• **PAGE EXCERPT**:
═══

Wednesday, April 24, 2013

Thursday April 25 Housing and Economic stories


TOP STORIES:

Europe Risks 'Endless Depression' in Pursuit of Austerity - (www.cnbc.com) One of the U.K.'s largest asset managers has warned that the continued focus on austerity in Europe could lead to "almost endless depression" for the region. The comments come as George Soros and the U.S. Treasury Secretary Jack Lew have urged Europe's leaders to do more to boost growth after Portugal's top court rejected some of the country's austerity measures, on which its bailout depends. "The prospects for GDP [gross domestic product] recovery in the euro zone in 2013 or 2014 are diminishing by the month," John Greenwood, chief economist at U.K. asset manager Invesco Perpetual wrote in his quarterly outlook on Tuesday.
S&P 500 may fall more than 40% by Fall, 2013 - (finance.yahoo.com) Even though the S&P 500 (^GSPC) and Dow Jones Industrial Average (^DJI) are hovering at all-time highs, Chris Martenson, author of PeakProsperity.com and the “Crash Course” Series, is forecasting a major market correction. Martenson predicts the S&P could fall 40% to 60% to the 600-800 level by this fall. His last major market call was in March 2008, before the financial crisis. The Daily Ticker’s Lauren Lyster sat down with Martenson at the 2013 Wine Country Conference in support of Les Turner ALS Foundation to get his market and economic predictions. "I see recessionary signs all over the landscape. In particular, Europe is already in recession [and] Japan is already in recession," he says. "We are looking at global economic slowdown." As for corporate earnings, a stronger U.S. dollar could bring down profits this year, Martenson believes. Corporate profits currently account for 11% of GDP, which is way outside the norm of 6% of U.S. growth. He's also bearish on the U.S. economy and sees weakness in sectors that have shown improvement like the housing market.

═══

• **TASK 1**: In the news roundup, what level does Chris Martenson predict the S&P could fall to by this fall?
• **TASK 2**: Copy the part of the news roundup that begins with the words containing "Wednesday, April 24, 2013" and ends with "outlook on Tuesday.".
• **TASK 3**: Write the next part of the news roundup, picking up after its last sentence.

═══

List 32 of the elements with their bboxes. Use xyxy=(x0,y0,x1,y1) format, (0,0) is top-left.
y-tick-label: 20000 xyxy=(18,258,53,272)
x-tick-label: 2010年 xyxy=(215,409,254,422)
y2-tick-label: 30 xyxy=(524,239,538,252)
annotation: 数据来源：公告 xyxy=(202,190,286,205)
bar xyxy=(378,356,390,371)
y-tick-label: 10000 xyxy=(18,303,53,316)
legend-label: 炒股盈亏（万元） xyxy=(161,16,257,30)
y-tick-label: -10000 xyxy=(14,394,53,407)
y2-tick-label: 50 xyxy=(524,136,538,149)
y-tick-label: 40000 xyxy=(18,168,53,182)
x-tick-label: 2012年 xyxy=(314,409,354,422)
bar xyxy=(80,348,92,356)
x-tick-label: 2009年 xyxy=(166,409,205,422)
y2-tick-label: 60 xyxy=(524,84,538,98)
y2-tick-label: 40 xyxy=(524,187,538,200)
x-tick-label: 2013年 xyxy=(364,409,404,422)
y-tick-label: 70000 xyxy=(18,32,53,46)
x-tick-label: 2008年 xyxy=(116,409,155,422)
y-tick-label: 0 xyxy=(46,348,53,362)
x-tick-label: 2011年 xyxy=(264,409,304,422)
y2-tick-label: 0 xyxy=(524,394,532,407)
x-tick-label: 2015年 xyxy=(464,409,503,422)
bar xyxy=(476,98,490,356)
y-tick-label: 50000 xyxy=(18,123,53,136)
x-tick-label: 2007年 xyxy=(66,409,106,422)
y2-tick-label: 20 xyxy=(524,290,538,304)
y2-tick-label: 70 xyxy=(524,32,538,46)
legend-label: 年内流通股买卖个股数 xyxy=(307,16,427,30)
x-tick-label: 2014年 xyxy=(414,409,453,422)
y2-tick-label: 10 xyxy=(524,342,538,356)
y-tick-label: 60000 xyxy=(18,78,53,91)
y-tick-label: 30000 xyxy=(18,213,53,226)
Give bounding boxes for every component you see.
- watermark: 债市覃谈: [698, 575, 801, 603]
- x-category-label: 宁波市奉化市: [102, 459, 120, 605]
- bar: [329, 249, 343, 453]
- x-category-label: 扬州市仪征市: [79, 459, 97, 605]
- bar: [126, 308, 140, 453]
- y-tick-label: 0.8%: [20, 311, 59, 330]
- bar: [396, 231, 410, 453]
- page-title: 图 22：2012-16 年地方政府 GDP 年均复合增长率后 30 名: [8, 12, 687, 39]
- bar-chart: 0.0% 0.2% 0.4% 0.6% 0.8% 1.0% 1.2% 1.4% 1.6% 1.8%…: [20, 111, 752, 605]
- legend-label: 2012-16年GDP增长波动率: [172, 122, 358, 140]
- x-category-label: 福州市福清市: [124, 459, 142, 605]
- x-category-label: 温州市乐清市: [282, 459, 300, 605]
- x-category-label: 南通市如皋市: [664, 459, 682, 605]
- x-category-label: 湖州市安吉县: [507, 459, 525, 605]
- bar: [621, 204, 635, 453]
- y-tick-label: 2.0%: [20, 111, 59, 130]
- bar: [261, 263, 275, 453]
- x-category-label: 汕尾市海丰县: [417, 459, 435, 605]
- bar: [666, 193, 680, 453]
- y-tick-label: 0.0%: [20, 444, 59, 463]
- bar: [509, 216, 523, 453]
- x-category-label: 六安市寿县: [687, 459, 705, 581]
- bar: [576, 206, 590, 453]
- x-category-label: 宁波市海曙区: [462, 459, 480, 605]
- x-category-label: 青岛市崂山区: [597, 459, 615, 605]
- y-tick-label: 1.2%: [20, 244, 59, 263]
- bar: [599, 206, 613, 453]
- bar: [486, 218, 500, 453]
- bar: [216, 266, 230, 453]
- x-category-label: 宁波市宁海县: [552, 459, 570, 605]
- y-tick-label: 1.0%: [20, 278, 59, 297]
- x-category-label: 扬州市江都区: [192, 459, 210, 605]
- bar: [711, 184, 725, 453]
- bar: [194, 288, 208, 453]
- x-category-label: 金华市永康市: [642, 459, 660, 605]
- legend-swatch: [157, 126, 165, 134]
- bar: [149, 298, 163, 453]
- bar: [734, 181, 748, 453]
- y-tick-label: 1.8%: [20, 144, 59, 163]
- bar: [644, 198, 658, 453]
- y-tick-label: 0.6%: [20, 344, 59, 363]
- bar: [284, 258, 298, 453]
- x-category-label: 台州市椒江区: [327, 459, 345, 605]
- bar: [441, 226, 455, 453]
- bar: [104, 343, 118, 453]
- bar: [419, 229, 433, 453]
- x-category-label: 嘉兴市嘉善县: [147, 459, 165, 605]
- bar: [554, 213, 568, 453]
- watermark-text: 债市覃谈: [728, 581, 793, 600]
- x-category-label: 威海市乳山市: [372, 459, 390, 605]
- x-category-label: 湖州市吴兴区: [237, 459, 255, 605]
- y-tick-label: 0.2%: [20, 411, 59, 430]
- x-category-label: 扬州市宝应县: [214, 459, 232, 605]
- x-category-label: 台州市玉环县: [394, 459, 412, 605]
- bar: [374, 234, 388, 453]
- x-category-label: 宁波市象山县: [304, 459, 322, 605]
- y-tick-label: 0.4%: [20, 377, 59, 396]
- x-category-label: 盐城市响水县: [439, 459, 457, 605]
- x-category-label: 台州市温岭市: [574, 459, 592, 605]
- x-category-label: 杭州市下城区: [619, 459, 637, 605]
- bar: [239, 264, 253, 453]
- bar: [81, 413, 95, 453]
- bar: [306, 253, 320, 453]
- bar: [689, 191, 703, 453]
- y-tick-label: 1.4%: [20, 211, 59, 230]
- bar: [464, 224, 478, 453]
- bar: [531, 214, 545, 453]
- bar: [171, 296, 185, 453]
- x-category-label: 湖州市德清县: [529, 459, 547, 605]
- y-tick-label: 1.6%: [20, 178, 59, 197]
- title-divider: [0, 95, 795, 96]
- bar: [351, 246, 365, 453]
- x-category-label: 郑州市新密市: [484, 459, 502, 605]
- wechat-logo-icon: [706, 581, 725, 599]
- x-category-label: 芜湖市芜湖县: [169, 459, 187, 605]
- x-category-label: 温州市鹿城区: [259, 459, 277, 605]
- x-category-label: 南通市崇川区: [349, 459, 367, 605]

═══

• **RESPONSE AREA 1**: The 600-800 level, a drop of 40% to 60%.

• **RESPONSE AREA 2**:
Wednesday, April 24, 2013

Thursday April 25 Housing and Economic stories


TOP STORIES:

Europe Risks 'Endless Depression' in Pursuit of Austerity - (www.cnbc.com) One of the U.K.'s largest asset managers has warned that the continued focus on austerity in Europe could lead to "almost endless depression" for the region. The comments come as George Soros and the U.S. Treasury Secretary Jack Lew have urged Europe's leaders to do more to boost growth after Portugal's top court rejected some of the country's austerity measures, on which its bailout depends. "The prospects for GDP [gross domestic product] recovery in the euro zone in 2013 or 2014 are diminishing by the month," John Greenwood, chief economist at U.K. asset manager Invesco Perpetual wrote in his quarterly outlook on Tuesday.

• **RESPONSE AREA 3**:
Slovenia faces 'severe banking crisis', warns OECD - (www.telegraph.co.uk) The OECD said that "excessive risk taking, weak corporate governance of state-owned banks and insufficiently effective supervision tools" had led to a "protracted bust [...] compounded by domestic structural weaknesses and the European debt crisis." "Slovenia faces risks of a prolonged downturn and constrained access to financial markets. " it said in a report on Tuesday. "Banks’ and firms’ balance sheets have been severely impaired and their necessary deleveraging is depressing growth, as credit is declining [...] Additional and far reaching reforms are needed as soon as possible to head off such daunting outcomes." Slovenia's three-largest banks are owned by the state, and have been recapitalised several times due to a high level of risky loans accumulated during the pre-crisis boom.

France Faces 'Devastating Scandal' as Economy Stalls - (www.cnbc.com) France's economy is at near-stall speed, trade and budget deficits widened last month and the country is embroiled in increasing political uncertainty. The Bank of France forecast on Tuesday that the French economy posted growth of 0.1 percent in the first quarter of 2013, in line with its estimates, meaning that the euro zone's second largest economy will have narrowly averted recession after its economy contracted by 0.3 percent in the last quarter of 2012. But such low growth could lead France's government to miss its budget deficit targets, which are based on growth of 0.8 percent this year. The news came on top of widening trade and budget deficits in February and a decline in business confidence in the services sector, according to a monthly survey.

The International Bank Heists Have Begun - (finance.yahoo.com) Last month, the financial press churned out a veritable encyclopedia-length discourse on the death of Cyprus’s financial sector. However, one glaring question remains: How did everybody miss it? Actually, the puzzle is far more perverse, because not only did the experts fail to foresee the Cypriot banking debacle, these very professionals who were responsible for recognizing the good banks and rooting out the bad ones were, in fact, lauding Cypriot banks throughout their entire decline. The chart above depicts a sampling of the accolades that the global finance community bestowed on the Bank of Cyprus during its six-year trek into insolvency. Starting with the bank’s 2008 award for best bank from Global Finance Magazine, the trail of tributes continued in 2009 and 2010, when the bank received quality recognitions from The Banker magazine and JP Morgan Chase. Even as late as 2012, with the bank’s shares down 98% from their all-time high, the Bank of Cyprus still received a 2012 private banking award from the internationally renowned financial journal Euromoney. The Bank of Cyprus website described its bookending tribute from Euromoney this way: “This is yet another major international distinction which confirms the successful path taken by the Bank of Cyprus Group, placing it among the world’s top financial institutions offering private banking services.”